### PROBLEM DESCRIPTION
Select all lines in the records that include "Seit".

(Dataset items)

*****

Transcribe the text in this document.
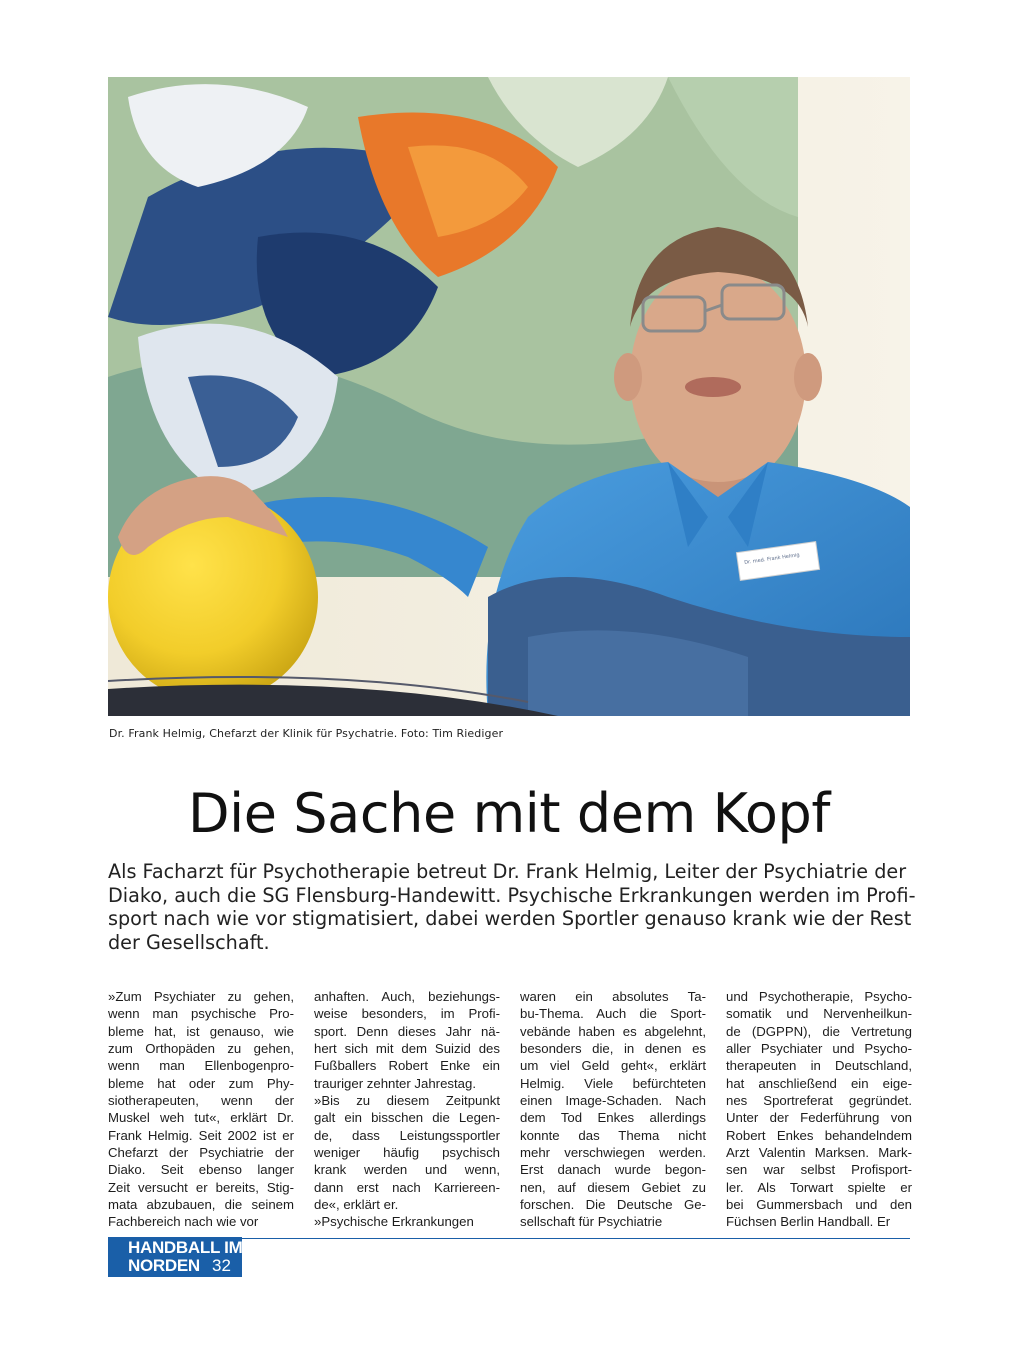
Dr. med. Frank Helmig
Dr. Frank Helmig, Chefarzt der Klinik für Psychatrie. Foto: Tim Riediger
Die Sache mit dem Kopf
Als Facharzt für Psychotherapie betreut Dr. Frank Helmig, Leiter der Psychiatrie der
Diako, auch die SG Flensburg-Handewitt. Psychische Erkrankungen werden im Profi-
sport nach wie vor stigmatisiert, dabei werden Sportler genauso krank wie der Rest
der Gesellschaft.
»Zum Psychiater zu gehen,
wenn man psychische Pro-
bleme hat, ist genauso, wie
zum Orthopäden zu gehen,
wenn man Ellenbogenpro-
bleme hat oder zum Phy-
siotherapeuten, wenn der
Muskel weh tut«, erklärt Dr.
Frank Helmig. Seit 2002 ist er
Chefarzt der Psychiatrie der
Diako. Seit ebenso langer
Zeit versucht er bereits, Stig-
mata abzubauen, die seinem
Fachbereich nach wie vor
anhaften. Auch, beziehungs-
weise besonders, im Profi-
sport. Denn dieses Jahr nä-
hert sich mit dem Suizid des
Fußballers Robert Enke ein
trauriger zehnter Jahrestag.
»Bis zu diesem Zeitpunkt
galt ein bisschen die Legen-
de, dass Leistungssportler
weniger häufig psychisch
krank werden und wenn,
dann erst nach Karriereen-
de«, erklärt er.
»Psychische Erkrankungen
waren ein absolutes Ta-
bu-Thema. Auch die Sport-
vebände haben es abgelehnt,
besonders die, in denen es
um viel Geld geht«, erklärt
Helmig. Viele befürchteten
einen Image-Schaden. Nach
dem Tod Enkes allerdings
konnte das Thema nicht
mehr verschwiegen werden.
Erst danach wurde begon-
nen, auf diesem Gebiet zu
forschen. Die Deutsche Ge-
sellschaft für Psychiatrie
und Psychotherapie, Psycho-
somatik und Nervenheilkun-
de (DGPPN), die Vertretung
aller Psychiater und Psycho-
therapeuten in Deutschland,
hat anschließend ein eige-
nes Sportreferat gegründet.
Unter der Federführung von
Robert Enkes behandelndem
Arzt Valentin Marksen. Mark-
sen war selbst Profisport-
ler. Als Torwart spielte er
bei Gummersbach und den
Füchsen Berlin Handball. Er
HANDBALL IM
NORDEN 32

*****

### WRITTEN ANSWER
Frank Helmig. Seit 2002 ist er
Diako. Seit ebenso langer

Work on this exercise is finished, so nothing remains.